-- begin Data entries --

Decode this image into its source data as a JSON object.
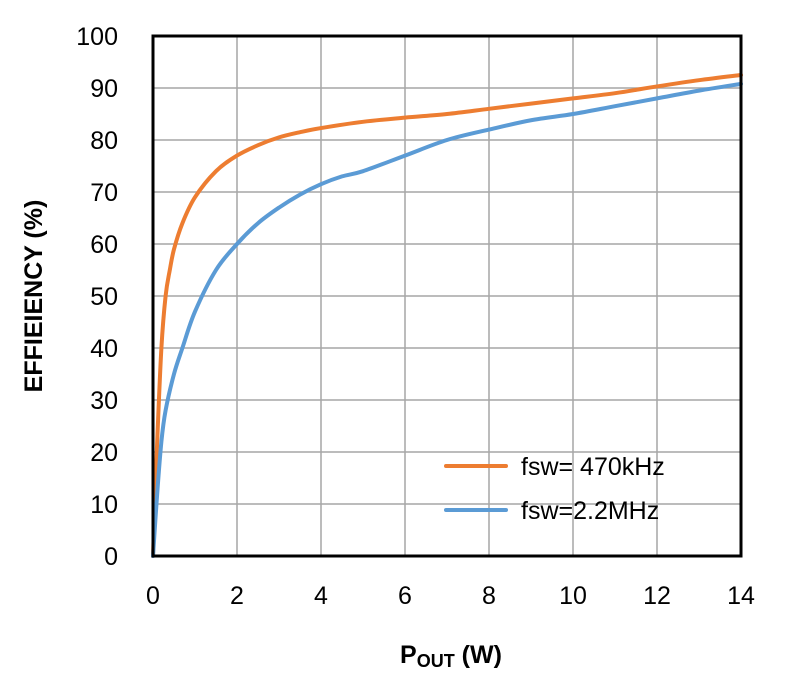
{
  "chart_data": {
    "type": "line",
    "title": "",
    "xlabel_main": "P",
    "xlabel_sub": "OUT",
    "xlabel_unit": " (W)",
    "ylabel": "EFFIEIENCY (%)",
    "xlim": [
      0,
      14
    ],
    "ylim": [
      0,
      100
    ],
    "xticks": [
      0,
      2,
      4,
      6,
      8,
      10,
      12,
      14
    ],
    "yticks": [
      0,
      10,
      20,
      30,
      40,
      50,
      60,
      70,
      80,
      90,
      100
    ],
    "grid": true,
    "legend_position": "bottom-right",
    "series": [
      {
        "name": "fsw= 470kHz",
        "color": "#ed7d31",
        "x": [
          0,
          0.1,
          0.2,
          0.3,
          0.4,
          0.5,
          0.7,
          1.0,
          1.5,
          2.0,
          2.5,
          3.0,
          3.5,
          4.0,
          5.0,
          6.0,
          7.0,
          8.0,
          9.0,
          10.0,
          11.0,
          12.0,
          13.0,
          14.0
        ],
        "y": [
          0,
          22,
          40,
          50,
          55,
          59,
          64,
          69,
          74,
          77,
          79,
          80.5,
          81.5,
          82.3,
          83.5,
          84.3,
          85,
          86,
          87,
          88,
          89,
          90.3,
          91.5,
          92.5
        ]
      },
      {
        "name": "fsw=2.2MHz",
        "color": "#5b9bd5",
        "x": [
          0,
          0.1,
          0.2,
          0.3,
          0.5,
          0.7,
          1.0,
          1.5,
          2.0,
          2.5,
          3.0,
          3.5,
          4.0,
          4.5,
          5.0,
          6.0,
          7.0,
          8.0,
          9.0,
          10.0,
          11.0,
          12.0,
          13.0,
          14.0
        ],
        "y": [
          0,
          12,
          22,
          28,
          35,
          40,
          47,
          55,
          60,
          64,
          67,
          69.5,
          71.5,
          73,
          74,
          77,
          80,
          82,
          83.8,
          85,
          86.5,
          88,
          89.5,
          90.8
        ]
      }
    ]
  }
}
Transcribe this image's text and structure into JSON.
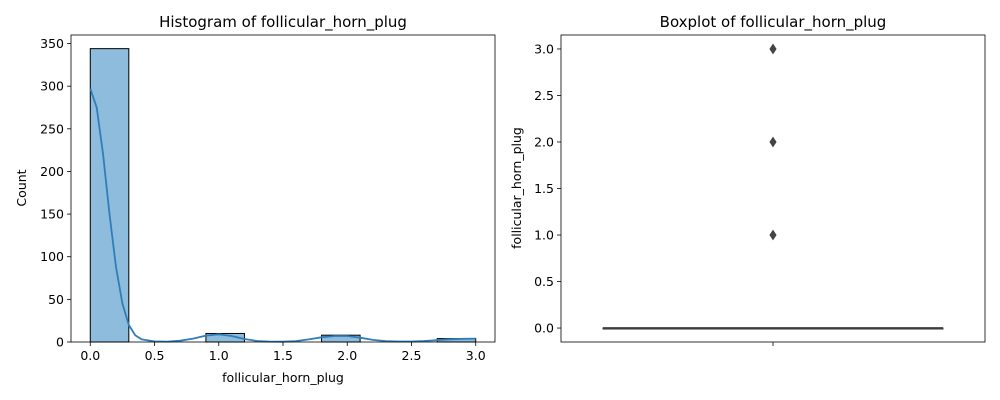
{
  "chart_data": [
    {
      "type": "bar",
      "title": "Histogram of follicular_horn_plug",
      "xlabel": "follicular_horn_plug",
      "ylabel": "Count",
      "xlim": [
        -0.15,
        3.15
      ],
      "ylim": [
        0,
        360
      ],
      "x_ticks": [
        "0.0",
        "0.5",
        "1.0",
        "1.5",
        "2.0",
        "2.5",
        "3.0"
      ],
      "x_tick_values": [
        0,
        0.5,
        1.0,
        1.5,
        2.0,
        2.5,
        3.0
      ],
      "y_ticks": [
        "0",
        "50",
        "100",
        "150",
        "200",
        "250",
        "300",
        "350"
      ],
      "y_tick_values": [
        0,
        50,
        100,
        150,
        200,
        250,
        300,
        350
      ],
      "bins": [
        {
          "x0": 0.0,
          "x1": 0.3,
          "count": 344
        },
        {
          "x0": 0.3,
          "x1": 0.6,
          "count": 0
        },
        {
          "x0": 0.6,
          "x1": 0.9,
          "count": 0
        },
        {
          "x0": 0.9,
          "x1": 1.2,
          "count": 10
        },
        {
          "x0": 1.2,
          "x1": 1.5,
          "count": 0
        },
        {
          "x0": 1.5,
          "x1": 1.8,
          "count": 0
        },
        {
          "x0": 1.8,
          "x1": 2.1,
          "count": 8
        },
        {
          "x0": 2.1,
          "x1": 2.4,
          "count": 0
        },
        {
          "x0": 2.4,
          "x1": 2.7,
          "count": 0
        },
        {
          "x0": 2.7,
          "x1": 3.0,
          "count": 4
        }
      ],
      "kde": {
        "x": [
          0.0,
          0.05,
          0.1,
          0.15,
          0.2,
          0.25,
          0.3,
          0.35,
          0.4,
          0.5,
          0.6,
          0.7,
          0.8,
          0.9,
          1.0,
          1.1,
          1.2,
          1.3,
          1.4,
          1.5,
          1.6,
          1.7,
          1.8,
          1.9,
          2.0,
          2.1,
          2.2,
          2.3,
          2.4,
          2.5,
          2.6,
          2.7,
          2.8,
          2.9,
          3.0
        ],
        "y": [
          297,
          275,
          220,
          150,
          88,
          45,
          20,
          8,
          3,
          0.7,
          0.5,
          1.5,
          4,
          7.5,
          9,
          7,
          3.5,
          1.2,
          0.5,
          0.4,
          1,
          3,
          5.5,
          7,
          7,
          5,
          2.5,
          1,
          0.6,
          0.6,
          1.2,
          2.2,
          3.2,
          3.8,
          4
        ]
      },
      "bar_color": "#8dbcdd",
      "line_color": "#2f7dba"
    },
    {
      "type": "box",
      "title": "Boxplot of follicular_horn_plug",
      "ylabel": "follicular_horn_plug",
      "ylim": [
        -0.15,
        3.15
      ],
      "y_ticks": [
        "0.0",
        "0.5",
        "1.0",
        "1.5",
        "2.0",
        "2.5",
        "3.0"
      ],
      "y_tick_values": [
        0,
        0.5,
        1.0,
        1.5,
        2.0,
        2.5,
        3.0
      ],
      "median": 0,
      "q1": 0,
      "q3": 0,
      "whisker_low": 0,
      "whisker_high": 0,
      "outliers": [
        1,
        2,
        3
      ],
      "box_color": "#4a76a8",
      "marker_color": "#444444"
    }
  ]
}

-- end Data entries --

Work to complete
In the records shown above, how many lines include the word "this"? Answer with the number only.

Problem solution
2